[START OF STORED RECORDS]
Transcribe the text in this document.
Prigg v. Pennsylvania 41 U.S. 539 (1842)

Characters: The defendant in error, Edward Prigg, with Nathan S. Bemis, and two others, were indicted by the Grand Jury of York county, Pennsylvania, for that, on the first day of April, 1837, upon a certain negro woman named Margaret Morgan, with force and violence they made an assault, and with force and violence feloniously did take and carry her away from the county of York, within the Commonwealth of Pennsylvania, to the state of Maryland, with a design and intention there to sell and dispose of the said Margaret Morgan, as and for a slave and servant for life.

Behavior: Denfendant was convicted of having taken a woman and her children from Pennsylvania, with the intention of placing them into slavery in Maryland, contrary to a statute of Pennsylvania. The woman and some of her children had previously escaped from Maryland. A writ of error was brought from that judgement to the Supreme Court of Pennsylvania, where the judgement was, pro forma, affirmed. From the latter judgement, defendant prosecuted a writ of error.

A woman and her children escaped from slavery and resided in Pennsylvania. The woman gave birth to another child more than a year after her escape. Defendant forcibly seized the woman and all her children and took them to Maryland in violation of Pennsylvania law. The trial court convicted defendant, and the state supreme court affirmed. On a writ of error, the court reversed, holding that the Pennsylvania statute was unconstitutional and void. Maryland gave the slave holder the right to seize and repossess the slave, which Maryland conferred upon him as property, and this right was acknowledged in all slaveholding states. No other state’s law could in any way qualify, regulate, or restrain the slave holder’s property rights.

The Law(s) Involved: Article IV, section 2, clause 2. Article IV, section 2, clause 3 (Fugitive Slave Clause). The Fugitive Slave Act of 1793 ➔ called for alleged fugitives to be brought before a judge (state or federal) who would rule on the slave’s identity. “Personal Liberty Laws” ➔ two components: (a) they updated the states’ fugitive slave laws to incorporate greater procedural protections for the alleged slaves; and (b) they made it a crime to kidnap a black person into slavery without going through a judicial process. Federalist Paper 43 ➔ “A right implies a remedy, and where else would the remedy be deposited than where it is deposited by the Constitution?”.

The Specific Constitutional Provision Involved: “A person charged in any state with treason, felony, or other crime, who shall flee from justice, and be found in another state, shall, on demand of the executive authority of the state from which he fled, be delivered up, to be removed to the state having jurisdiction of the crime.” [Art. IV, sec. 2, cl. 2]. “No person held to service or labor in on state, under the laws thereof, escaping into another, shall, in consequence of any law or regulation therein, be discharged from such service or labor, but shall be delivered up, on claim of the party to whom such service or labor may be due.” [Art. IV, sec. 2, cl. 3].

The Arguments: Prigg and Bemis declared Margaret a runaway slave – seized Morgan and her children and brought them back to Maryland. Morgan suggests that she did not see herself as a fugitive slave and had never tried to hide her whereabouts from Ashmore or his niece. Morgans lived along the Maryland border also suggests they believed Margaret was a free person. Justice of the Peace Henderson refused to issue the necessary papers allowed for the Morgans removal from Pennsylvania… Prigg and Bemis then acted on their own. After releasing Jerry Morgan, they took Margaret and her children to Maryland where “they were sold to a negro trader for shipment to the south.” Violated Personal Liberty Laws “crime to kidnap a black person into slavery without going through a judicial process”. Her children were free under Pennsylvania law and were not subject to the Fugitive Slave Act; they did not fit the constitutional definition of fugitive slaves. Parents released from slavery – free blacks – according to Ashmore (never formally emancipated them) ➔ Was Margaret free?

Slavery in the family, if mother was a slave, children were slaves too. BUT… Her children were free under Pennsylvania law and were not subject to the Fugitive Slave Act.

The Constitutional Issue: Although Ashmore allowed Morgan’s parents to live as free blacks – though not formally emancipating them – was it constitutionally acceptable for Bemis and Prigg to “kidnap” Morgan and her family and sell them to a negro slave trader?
[END OF STORED RECORDS]
WHAT THE EXERCISE ASKS:
Find the word "family" in the material, then list each line that holds it.

COMPLETED TASK:
Slavery in the family, if mother was a slave, children were slaves too. BUT… Her children were free under Pennsylvania law and were not subject to the Fugitive Slave Act.
The Constitutional Issue: Although Ashmore allowed Morgan’s parents to live as free blacks – though not formally emancipating them – was it constitutionally acceptable for Bemis and Prigg to “kidnap” Morgan and her family and sell them to a negro slave trader?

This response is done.